[GIVEN ENTRIES]
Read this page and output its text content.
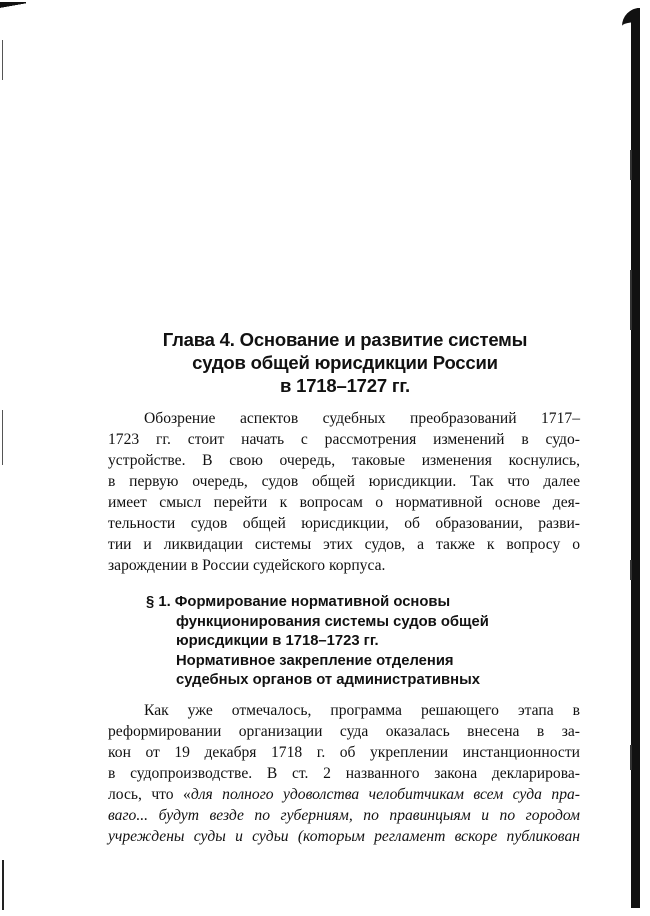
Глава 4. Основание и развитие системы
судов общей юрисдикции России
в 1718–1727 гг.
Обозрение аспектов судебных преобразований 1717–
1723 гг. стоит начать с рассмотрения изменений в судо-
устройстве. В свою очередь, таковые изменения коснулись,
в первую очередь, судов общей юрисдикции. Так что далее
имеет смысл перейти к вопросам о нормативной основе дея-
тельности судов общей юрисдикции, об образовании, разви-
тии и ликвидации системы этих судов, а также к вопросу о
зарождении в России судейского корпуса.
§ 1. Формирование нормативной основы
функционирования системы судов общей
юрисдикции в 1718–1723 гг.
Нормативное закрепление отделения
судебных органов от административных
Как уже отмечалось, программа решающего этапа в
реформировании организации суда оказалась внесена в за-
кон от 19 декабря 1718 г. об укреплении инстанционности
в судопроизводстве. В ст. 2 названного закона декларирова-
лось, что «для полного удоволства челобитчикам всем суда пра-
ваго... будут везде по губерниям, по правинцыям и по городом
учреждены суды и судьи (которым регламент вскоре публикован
* * *
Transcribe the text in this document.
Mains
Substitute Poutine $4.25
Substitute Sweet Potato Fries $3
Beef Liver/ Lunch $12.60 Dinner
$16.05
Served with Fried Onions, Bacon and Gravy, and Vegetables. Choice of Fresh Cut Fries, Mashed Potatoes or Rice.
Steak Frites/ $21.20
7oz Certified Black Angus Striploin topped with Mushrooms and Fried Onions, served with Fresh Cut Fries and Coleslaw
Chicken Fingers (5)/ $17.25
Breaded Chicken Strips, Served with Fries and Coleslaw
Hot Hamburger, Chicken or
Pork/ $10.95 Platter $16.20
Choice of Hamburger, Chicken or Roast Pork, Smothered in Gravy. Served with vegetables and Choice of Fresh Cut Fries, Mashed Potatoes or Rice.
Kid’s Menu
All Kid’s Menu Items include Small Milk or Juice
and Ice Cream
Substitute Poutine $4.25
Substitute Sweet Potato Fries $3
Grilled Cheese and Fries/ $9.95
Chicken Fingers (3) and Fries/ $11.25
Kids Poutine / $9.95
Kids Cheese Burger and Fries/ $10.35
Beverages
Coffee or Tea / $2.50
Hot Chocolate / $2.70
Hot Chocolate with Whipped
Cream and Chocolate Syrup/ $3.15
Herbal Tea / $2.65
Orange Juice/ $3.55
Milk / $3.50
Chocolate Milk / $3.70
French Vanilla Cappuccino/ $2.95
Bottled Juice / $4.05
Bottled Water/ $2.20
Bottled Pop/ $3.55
--
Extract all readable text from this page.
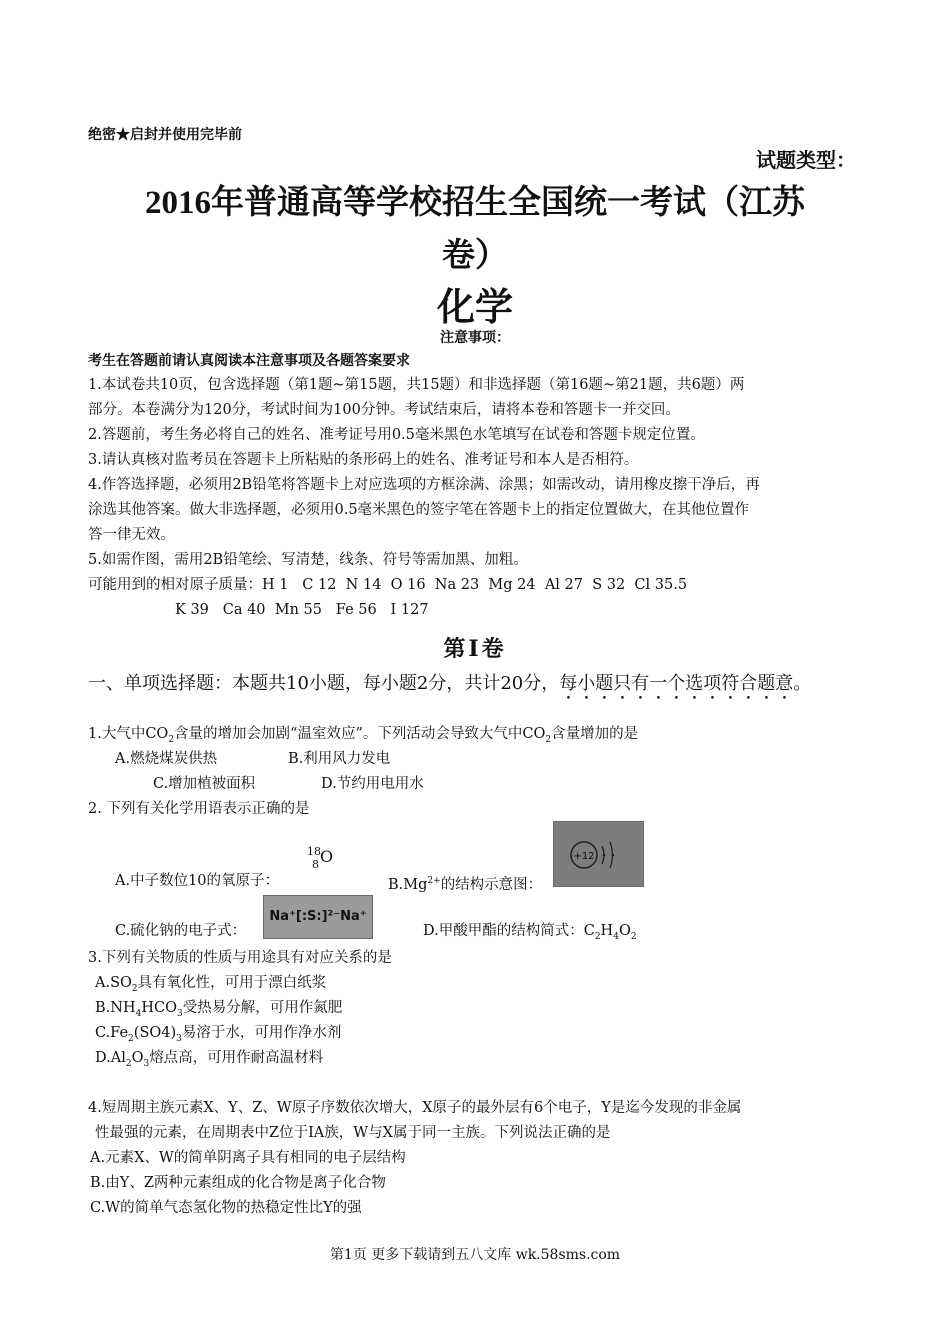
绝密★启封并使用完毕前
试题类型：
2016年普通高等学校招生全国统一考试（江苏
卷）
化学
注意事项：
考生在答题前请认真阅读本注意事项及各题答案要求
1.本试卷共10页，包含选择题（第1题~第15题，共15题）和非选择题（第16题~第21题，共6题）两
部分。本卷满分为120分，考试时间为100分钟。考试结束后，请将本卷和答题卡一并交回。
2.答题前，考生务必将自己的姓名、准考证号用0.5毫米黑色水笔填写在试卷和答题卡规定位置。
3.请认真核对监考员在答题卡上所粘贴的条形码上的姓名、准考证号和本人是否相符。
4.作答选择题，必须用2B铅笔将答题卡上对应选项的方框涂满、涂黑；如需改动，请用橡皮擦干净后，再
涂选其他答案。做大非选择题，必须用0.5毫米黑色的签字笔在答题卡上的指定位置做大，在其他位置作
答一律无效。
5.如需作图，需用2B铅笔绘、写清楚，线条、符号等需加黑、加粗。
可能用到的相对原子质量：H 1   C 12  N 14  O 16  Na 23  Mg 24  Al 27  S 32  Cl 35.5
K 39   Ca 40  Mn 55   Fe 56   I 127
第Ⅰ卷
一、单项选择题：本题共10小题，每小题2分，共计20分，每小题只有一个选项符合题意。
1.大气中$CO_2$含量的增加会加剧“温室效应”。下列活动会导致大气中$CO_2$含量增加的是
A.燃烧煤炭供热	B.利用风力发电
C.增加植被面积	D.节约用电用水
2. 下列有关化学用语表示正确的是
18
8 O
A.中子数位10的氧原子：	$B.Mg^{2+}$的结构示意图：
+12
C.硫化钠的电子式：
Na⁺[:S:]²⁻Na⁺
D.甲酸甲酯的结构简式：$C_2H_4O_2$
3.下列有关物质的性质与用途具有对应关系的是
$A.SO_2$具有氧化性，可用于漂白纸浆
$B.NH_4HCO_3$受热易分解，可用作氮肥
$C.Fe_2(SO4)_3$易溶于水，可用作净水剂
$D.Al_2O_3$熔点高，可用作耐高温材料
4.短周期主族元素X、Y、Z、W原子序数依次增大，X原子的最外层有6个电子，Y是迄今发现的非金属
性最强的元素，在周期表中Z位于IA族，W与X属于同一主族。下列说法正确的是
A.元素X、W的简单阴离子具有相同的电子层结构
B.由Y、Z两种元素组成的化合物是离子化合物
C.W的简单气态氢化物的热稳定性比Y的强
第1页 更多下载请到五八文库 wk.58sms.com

[WHAT THIS TASK INVOLVES]
Work out the number of lines above that include the string "Fried" and write only that number.

[SOLUTION TO THIS TASK]
2